Please print the full listing exactly.

◆ ◆ ◆ ◆ ◆

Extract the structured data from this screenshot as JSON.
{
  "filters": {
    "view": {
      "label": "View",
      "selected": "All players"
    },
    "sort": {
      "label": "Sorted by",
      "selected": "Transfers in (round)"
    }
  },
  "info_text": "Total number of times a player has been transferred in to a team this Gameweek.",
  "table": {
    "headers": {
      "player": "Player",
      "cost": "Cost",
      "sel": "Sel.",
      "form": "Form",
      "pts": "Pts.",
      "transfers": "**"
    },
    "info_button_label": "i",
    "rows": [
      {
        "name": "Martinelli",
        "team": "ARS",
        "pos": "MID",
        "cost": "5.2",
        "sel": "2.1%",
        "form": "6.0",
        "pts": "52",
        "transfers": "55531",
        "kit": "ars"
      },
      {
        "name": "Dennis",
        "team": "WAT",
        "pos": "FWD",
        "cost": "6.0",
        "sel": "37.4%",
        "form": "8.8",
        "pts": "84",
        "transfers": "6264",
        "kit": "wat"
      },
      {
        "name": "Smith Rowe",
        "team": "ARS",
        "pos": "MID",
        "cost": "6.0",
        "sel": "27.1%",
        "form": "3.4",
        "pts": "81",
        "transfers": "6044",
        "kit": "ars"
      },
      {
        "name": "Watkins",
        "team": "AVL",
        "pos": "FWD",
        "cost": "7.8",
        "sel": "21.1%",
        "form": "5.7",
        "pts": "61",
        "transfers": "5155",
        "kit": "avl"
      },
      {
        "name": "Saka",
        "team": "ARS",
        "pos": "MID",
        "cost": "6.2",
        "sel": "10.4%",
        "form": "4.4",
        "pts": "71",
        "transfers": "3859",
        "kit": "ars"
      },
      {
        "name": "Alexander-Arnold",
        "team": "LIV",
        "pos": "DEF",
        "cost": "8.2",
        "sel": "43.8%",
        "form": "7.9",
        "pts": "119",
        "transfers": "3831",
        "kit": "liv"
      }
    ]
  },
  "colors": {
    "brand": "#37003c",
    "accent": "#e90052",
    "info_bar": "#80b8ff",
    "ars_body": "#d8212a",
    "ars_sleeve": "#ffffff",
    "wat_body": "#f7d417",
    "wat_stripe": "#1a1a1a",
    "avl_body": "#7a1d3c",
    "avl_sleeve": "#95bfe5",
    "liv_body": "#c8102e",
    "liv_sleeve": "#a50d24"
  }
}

◆ ◆ ◆ ◆ ◆

§ **EXERCISE SOLUTION**
Extract the structured data from this screenshot as JSON.
{
  "filters": {
    "view": {
      "label": "View",
      "selected": "All players"
    },
    "sort": {
      "label": "Sorted by",
      "selected": "Transfers in (round)"
    }
  },
  "info_text": "Total number of times a player has been transferred in to a team this Gameweek.",
  "table": {
    "headers": {
      "player": "Player",
      "cost": "Cost",
      "sel": "Sel.",
      "form": "Form",
      "pts": "Pts.",
      "transfers": "**"
    },
    "info_button_label": "i",
    "rows": [
      {
        "name": "Martinelli",
        "team": "ARS",
        "pos": "MID",
        "cost": "5.2",
        "sel": "2.1%",
        "form": "6.0",
        "pts": "52",
        "transfers": "55531",
        "kit": "ars"
      },
      {
        "name": "Dennis",
        "team": "WAT",
        "pos": "FWD",
        "cost": "6.0",
        "sel": "37.4%",
        "form": "8.8",
        "pts": "84",
        "transfers": "6264",
        "kit": "wat"
      },
      {
        "name": "Smith Rowe",
        "team": "ARS",
        "pos": "MID",
        "cost": "6.0",
        "sel": "27.1%",
        "form": "3.4",
        "pts": "81",
        "transfers": "6044",
        "kit": "ars"
      },
      {
        "name": "Watkins",
        "team": "AVL",
        "pos": "FWD",
        "cost": "7.8",
        "sel": "21.1%",
        "form": "5.7",
        "pts": "61",
        "transfers": "5155",
        "kit": "avl"
      },
      {
        "name": "Saka",
        "team": "ARS",
        "pos": "MID",
        "cost": "6.2",
        "sel": "10.4%",
        "form": "4.4",
        "pts": "71",
        "transfers": "3859",
        "kit": "ars"
      },
      {
        "name": "Alexander-Arnold",
        "team": "LIV",
        "pos": "DEF",
        "cost": "8.2",
        "sel": "43.8%",
        "form": "7.9",
        "pts": "119",
        "transfers": "3831",
        "kit": "liv"
      }
    ]
  },
  "colors": {
    "brand": "#37003c",
    "accent": "#e90052",
    "info_bar": "#80b8ff",
    "ars_body": "#d8212a",
    "ars_sleeve": "#ffffff",
    "wat_body": "#f7d417",
    "wat_stripe": "#1a1a1a",
    "avl_body": "#7a1d3c",
    "avl_sleeve": "#95bfe5",
    "liv_body": "#c8102e",
    "liv_sleeve": "#a50d24"
  }
}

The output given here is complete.